• [Goal] Count every line that has the word "закупки" in it; give no more than the number.

── Input data

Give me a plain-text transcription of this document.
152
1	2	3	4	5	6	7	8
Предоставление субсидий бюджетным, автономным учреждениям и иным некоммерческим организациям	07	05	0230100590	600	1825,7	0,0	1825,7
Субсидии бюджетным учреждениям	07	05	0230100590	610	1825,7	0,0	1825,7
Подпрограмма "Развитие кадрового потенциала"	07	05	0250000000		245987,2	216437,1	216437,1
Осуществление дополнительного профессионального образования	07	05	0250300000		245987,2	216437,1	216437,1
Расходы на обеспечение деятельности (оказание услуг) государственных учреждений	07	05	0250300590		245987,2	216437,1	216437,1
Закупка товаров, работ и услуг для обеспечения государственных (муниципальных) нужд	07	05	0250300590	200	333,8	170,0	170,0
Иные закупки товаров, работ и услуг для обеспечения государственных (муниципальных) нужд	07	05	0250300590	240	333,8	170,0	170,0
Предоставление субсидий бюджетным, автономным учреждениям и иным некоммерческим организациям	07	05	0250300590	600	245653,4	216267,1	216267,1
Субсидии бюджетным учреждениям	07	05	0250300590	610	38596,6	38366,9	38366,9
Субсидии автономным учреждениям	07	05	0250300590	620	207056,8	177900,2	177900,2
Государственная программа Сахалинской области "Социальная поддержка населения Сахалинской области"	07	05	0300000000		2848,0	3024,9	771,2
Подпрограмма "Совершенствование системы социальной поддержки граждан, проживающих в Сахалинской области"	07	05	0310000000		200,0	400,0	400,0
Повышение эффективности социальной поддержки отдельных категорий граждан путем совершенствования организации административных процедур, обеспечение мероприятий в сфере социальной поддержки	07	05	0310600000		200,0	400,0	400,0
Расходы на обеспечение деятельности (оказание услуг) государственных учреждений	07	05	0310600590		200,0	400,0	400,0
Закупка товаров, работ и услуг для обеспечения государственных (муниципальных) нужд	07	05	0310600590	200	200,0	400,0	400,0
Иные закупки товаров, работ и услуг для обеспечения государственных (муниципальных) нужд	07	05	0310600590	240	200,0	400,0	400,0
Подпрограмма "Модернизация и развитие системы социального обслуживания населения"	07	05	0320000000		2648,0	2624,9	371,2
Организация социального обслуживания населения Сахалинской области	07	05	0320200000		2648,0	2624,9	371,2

────

• [Response to the task] 2